→ What needs to be done:
What do the lines say from the one containing "Extract the structured data from this chart" to the end of the records? Restate them word for word, and only those.

###

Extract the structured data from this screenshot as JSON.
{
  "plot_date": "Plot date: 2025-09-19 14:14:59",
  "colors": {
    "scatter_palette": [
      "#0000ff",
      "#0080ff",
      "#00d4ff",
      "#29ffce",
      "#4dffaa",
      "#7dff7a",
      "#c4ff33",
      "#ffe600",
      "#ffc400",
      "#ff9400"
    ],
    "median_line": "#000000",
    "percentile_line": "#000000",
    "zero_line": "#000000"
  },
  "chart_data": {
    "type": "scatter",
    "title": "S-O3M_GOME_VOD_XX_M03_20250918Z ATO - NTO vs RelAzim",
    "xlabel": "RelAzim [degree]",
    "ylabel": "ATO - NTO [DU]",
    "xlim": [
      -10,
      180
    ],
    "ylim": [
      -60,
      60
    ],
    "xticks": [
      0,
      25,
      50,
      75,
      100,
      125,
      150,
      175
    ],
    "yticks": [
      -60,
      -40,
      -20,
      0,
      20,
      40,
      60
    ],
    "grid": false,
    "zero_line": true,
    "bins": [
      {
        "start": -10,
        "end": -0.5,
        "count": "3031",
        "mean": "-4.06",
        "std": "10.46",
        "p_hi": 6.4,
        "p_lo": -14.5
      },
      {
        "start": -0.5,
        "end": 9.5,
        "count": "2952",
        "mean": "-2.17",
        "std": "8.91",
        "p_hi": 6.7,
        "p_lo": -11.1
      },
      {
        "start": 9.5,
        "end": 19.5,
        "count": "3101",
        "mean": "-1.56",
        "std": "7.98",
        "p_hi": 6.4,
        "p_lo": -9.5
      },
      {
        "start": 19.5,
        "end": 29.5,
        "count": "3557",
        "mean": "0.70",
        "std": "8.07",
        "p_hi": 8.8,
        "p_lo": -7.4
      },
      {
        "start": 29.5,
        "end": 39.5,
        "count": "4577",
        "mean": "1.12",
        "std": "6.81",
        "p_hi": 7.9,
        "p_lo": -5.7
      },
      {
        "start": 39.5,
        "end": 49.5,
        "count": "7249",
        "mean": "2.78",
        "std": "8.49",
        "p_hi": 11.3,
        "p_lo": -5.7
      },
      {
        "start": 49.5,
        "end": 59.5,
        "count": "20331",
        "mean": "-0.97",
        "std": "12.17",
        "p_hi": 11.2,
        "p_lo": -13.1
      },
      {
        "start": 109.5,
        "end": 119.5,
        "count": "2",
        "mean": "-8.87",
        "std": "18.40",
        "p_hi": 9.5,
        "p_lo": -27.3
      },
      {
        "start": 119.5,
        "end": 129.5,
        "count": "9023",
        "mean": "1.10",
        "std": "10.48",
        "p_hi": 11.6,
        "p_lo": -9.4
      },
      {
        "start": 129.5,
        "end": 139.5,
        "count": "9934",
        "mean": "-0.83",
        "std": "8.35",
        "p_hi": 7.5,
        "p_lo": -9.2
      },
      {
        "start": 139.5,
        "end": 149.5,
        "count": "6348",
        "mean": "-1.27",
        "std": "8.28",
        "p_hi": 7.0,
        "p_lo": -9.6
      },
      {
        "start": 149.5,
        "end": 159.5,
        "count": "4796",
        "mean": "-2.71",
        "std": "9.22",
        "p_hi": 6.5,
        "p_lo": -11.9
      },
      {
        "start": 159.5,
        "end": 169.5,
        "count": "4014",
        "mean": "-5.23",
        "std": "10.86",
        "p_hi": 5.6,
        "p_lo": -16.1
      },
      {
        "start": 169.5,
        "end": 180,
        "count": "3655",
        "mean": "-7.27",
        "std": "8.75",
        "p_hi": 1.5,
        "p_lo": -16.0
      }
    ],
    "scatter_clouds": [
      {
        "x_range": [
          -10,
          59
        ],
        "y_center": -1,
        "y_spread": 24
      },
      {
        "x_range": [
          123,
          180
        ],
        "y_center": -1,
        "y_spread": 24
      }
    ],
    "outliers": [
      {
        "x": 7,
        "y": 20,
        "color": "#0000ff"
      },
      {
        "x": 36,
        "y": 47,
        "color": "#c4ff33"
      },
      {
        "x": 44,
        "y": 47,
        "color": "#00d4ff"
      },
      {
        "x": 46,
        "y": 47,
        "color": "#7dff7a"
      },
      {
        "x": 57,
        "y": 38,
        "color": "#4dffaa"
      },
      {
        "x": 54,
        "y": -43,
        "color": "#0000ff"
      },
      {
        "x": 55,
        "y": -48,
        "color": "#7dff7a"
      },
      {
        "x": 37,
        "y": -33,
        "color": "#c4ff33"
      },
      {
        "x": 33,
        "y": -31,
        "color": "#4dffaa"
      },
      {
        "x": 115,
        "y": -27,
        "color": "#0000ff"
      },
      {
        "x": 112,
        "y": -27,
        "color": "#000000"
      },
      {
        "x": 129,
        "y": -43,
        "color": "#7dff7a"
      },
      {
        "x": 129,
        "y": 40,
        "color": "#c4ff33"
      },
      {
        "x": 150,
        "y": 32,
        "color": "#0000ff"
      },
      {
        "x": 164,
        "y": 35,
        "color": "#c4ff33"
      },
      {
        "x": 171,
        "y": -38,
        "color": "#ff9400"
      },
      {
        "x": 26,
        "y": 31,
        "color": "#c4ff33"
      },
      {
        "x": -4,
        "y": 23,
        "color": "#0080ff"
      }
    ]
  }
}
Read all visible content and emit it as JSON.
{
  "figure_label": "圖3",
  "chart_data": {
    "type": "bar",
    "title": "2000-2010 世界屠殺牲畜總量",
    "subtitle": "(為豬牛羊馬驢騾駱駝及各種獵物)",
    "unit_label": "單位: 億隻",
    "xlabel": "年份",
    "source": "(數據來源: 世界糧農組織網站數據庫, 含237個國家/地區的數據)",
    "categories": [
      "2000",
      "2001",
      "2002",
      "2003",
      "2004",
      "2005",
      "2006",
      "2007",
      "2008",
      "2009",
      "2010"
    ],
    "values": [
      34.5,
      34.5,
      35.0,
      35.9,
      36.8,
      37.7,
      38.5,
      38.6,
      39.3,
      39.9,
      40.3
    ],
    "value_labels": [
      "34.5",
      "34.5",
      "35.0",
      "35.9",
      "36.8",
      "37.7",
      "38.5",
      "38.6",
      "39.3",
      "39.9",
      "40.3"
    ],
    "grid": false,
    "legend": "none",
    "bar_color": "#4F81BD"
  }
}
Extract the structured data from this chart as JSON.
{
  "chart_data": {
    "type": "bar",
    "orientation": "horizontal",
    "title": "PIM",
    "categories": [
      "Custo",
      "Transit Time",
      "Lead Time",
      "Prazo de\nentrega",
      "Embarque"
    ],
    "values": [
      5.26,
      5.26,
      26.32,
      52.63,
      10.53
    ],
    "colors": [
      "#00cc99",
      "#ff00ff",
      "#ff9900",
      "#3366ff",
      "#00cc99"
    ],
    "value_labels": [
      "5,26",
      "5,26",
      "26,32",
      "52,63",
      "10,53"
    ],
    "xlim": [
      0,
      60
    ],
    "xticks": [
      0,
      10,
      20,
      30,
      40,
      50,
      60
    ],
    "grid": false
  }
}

###

→ Result of the task:
Extract the structured data from this chart as JSON.
{
  "chart_data": {
    "type": "bar",
    "orientation": "horizontal",
    "title": "PIM",
    "categories": [
      "Custo",
      "Transit Time",
      "Lead Time",
      "Prazo de\nentrega",
      "Embarque"
    ],
    "values": [
      5.26,
      5.26,
      26.32,
      52.63,
      10.53
    ],
    "colors": [
      "#00cc99",
      "#ff00ff",
      "#ff9900",
      "#3366ff",
      "#00cc99"
    ],
    "value_labels": [
      "5,26",
      "5,26",
      "26,32",
      "52,63",
      "10,53"
    ],
    "xlim": [
      0,
      60
    ],
    "xticks": [
      0,
      10,
      20,
      30,
      40,
      50,
      60
    ],
    "grid": false
  }
}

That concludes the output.